*** Provided data

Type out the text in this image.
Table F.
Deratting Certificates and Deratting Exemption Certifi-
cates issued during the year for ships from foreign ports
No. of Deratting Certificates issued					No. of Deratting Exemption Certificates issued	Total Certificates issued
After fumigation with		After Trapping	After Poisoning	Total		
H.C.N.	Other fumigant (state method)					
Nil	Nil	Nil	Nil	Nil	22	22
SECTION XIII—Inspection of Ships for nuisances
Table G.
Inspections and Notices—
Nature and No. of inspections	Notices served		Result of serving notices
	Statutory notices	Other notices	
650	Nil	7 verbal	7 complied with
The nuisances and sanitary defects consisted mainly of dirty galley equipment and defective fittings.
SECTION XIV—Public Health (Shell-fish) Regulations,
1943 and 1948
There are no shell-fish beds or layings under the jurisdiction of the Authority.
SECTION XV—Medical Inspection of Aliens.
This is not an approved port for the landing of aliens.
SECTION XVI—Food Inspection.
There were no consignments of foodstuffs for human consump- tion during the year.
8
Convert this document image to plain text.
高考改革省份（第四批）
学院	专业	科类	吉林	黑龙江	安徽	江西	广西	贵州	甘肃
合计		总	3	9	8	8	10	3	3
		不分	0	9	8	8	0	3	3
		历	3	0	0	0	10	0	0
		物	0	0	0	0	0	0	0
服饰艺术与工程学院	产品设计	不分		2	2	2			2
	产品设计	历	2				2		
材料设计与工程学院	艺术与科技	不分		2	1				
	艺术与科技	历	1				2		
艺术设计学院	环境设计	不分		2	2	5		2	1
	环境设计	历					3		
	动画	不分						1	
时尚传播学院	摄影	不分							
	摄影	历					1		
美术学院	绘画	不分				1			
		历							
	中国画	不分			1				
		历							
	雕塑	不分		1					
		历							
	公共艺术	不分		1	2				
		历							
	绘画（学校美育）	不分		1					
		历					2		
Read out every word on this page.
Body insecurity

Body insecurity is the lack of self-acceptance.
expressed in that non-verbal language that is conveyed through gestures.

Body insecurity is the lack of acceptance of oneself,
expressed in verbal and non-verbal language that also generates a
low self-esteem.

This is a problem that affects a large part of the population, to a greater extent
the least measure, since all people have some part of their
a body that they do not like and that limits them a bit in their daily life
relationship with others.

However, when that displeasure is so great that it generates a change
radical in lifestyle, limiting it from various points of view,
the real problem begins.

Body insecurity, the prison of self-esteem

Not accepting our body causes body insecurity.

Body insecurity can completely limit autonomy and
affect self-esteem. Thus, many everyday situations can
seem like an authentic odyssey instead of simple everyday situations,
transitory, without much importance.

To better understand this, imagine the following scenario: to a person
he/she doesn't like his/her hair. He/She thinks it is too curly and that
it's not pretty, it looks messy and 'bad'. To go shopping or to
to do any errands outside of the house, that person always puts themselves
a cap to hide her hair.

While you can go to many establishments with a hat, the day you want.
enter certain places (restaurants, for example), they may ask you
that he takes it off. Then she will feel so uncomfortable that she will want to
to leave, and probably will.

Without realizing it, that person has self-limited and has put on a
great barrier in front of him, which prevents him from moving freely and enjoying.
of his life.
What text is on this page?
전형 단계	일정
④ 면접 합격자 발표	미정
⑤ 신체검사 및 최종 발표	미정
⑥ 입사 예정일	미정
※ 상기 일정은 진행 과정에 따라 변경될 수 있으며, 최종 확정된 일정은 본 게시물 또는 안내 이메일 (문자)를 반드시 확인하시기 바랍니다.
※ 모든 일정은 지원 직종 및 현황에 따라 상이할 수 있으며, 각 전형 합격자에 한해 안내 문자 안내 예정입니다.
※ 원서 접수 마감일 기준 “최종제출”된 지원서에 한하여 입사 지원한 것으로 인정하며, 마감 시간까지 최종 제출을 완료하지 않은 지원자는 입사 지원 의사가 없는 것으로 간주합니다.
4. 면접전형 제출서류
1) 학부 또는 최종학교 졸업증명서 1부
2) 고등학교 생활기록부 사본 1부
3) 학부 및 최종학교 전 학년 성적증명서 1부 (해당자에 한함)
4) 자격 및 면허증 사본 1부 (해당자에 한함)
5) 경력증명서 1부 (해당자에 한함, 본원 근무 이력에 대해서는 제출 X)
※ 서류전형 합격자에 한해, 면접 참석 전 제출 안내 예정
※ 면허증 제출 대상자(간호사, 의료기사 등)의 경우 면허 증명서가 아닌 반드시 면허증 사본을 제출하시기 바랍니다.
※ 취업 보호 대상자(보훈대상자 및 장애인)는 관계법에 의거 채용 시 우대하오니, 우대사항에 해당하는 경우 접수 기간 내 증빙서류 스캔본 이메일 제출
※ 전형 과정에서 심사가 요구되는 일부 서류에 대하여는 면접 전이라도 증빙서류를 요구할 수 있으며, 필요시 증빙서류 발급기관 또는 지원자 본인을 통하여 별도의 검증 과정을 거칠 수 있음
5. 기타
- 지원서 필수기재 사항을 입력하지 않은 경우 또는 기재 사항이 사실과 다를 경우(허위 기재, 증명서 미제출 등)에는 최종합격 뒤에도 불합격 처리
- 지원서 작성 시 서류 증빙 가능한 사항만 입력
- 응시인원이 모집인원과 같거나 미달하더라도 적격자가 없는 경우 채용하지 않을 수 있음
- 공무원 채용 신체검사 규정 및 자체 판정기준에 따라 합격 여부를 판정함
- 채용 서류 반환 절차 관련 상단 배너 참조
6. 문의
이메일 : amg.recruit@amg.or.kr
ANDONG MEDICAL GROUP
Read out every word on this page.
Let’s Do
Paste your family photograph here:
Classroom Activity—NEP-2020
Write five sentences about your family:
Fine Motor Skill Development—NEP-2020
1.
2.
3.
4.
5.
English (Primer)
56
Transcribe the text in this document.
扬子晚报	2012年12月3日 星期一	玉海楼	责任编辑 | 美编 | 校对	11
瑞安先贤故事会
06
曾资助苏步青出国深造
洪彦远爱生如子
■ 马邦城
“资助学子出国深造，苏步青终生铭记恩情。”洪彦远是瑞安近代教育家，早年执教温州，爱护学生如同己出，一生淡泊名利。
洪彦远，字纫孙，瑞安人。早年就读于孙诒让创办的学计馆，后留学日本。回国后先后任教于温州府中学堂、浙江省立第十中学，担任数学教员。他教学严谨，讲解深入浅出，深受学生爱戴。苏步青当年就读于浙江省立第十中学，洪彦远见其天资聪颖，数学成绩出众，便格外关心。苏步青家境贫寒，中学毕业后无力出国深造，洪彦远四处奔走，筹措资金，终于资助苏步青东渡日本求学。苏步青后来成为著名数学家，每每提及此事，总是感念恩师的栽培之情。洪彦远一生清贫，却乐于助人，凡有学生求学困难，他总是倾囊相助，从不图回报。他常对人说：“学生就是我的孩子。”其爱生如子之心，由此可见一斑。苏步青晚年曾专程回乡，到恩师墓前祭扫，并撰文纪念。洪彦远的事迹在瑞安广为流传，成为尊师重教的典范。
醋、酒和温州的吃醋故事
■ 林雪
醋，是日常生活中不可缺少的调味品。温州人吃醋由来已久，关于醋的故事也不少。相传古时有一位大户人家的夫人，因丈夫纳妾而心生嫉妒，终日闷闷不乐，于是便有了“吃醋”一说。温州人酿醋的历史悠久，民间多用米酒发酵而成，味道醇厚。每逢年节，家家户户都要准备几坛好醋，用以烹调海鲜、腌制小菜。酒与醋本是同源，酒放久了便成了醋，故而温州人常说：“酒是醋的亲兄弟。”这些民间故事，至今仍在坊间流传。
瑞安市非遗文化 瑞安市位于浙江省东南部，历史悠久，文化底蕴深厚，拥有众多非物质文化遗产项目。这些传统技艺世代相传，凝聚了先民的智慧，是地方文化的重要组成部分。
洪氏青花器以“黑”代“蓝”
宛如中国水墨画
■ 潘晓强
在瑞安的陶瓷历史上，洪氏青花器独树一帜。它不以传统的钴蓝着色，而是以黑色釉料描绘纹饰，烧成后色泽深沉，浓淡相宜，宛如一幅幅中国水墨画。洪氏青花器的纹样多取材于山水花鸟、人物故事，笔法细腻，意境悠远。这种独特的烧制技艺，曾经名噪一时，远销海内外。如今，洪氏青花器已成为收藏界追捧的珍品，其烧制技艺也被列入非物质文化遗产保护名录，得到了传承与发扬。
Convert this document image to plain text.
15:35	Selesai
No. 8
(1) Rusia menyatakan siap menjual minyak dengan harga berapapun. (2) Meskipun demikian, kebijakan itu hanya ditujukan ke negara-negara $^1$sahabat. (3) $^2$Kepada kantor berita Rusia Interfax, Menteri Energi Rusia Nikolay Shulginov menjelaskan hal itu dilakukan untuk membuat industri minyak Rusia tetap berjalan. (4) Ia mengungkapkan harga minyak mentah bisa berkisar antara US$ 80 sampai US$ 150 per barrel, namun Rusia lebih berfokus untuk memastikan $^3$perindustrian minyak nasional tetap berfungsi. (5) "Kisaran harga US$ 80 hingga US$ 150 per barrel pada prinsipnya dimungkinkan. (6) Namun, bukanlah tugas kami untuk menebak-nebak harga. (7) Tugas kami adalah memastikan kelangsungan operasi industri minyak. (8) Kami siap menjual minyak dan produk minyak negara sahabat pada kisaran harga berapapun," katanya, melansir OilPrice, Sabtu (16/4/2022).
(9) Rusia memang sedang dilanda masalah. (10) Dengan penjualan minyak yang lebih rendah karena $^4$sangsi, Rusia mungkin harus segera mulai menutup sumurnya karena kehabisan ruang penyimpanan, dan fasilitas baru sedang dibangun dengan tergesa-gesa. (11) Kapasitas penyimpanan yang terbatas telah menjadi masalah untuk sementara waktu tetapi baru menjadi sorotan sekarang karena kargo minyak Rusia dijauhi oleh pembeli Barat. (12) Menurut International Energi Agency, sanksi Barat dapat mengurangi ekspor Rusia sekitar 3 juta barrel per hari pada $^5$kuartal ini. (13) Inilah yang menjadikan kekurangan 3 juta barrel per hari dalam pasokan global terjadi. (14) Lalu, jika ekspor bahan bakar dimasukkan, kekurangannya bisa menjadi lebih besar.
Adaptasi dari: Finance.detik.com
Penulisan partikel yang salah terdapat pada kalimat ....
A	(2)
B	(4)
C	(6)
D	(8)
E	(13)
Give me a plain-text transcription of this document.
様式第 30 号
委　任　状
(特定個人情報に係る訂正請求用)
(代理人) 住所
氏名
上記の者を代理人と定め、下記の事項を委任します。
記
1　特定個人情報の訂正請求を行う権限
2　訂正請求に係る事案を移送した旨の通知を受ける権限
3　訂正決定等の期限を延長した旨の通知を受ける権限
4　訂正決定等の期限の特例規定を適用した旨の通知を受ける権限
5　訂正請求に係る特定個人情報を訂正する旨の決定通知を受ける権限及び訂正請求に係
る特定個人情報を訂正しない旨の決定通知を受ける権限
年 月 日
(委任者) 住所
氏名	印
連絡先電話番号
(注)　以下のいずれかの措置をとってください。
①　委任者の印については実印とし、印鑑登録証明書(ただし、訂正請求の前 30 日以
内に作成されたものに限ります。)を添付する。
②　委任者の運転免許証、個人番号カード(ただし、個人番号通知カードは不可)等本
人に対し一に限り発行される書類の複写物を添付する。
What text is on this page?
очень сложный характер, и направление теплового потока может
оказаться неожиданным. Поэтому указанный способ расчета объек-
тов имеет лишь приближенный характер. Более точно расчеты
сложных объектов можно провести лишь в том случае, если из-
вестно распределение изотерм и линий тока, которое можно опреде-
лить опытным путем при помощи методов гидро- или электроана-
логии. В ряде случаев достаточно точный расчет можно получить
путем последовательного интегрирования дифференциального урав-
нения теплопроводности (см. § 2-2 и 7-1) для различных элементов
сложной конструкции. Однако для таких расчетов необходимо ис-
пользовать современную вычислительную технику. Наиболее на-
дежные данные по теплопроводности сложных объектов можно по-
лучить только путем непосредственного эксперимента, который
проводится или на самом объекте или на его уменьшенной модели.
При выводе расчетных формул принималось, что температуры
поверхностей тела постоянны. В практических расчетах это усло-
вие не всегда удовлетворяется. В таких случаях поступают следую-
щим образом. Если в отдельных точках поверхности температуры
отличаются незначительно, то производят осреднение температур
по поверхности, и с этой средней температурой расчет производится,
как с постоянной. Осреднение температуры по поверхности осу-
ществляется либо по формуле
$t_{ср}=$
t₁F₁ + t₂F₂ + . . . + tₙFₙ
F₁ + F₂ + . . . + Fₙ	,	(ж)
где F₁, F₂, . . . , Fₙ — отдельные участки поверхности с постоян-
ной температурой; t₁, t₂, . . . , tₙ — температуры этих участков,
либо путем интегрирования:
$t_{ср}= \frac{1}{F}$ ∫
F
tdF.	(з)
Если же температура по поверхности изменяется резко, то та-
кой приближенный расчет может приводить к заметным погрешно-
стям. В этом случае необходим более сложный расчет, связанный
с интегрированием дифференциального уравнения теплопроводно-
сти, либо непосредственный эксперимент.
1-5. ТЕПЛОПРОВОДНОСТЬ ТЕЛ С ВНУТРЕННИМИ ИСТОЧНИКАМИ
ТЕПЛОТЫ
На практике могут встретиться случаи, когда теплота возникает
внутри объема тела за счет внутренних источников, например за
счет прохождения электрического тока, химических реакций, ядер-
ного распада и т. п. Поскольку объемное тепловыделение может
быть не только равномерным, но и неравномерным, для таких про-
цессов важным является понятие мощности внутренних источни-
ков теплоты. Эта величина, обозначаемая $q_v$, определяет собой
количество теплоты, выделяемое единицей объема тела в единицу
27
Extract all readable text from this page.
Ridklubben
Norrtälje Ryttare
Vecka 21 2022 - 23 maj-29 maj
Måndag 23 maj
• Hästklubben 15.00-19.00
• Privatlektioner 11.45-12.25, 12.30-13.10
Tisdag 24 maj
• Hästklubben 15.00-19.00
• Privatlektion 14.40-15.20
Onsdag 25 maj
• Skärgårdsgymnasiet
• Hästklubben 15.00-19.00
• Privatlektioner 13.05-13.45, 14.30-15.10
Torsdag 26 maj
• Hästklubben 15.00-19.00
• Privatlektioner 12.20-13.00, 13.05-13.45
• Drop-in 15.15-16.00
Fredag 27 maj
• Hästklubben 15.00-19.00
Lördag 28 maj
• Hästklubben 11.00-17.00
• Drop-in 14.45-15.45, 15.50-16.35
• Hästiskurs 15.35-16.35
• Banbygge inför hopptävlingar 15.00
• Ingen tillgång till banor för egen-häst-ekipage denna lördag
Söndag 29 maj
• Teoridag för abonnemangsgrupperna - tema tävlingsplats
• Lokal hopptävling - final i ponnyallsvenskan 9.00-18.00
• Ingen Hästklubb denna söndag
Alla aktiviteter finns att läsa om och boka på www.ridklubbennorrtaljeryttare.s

******

■ **Stated problem**
For the records above, state how many lines include the string "language", giving the number and nothing else.

■ **Complete output**
2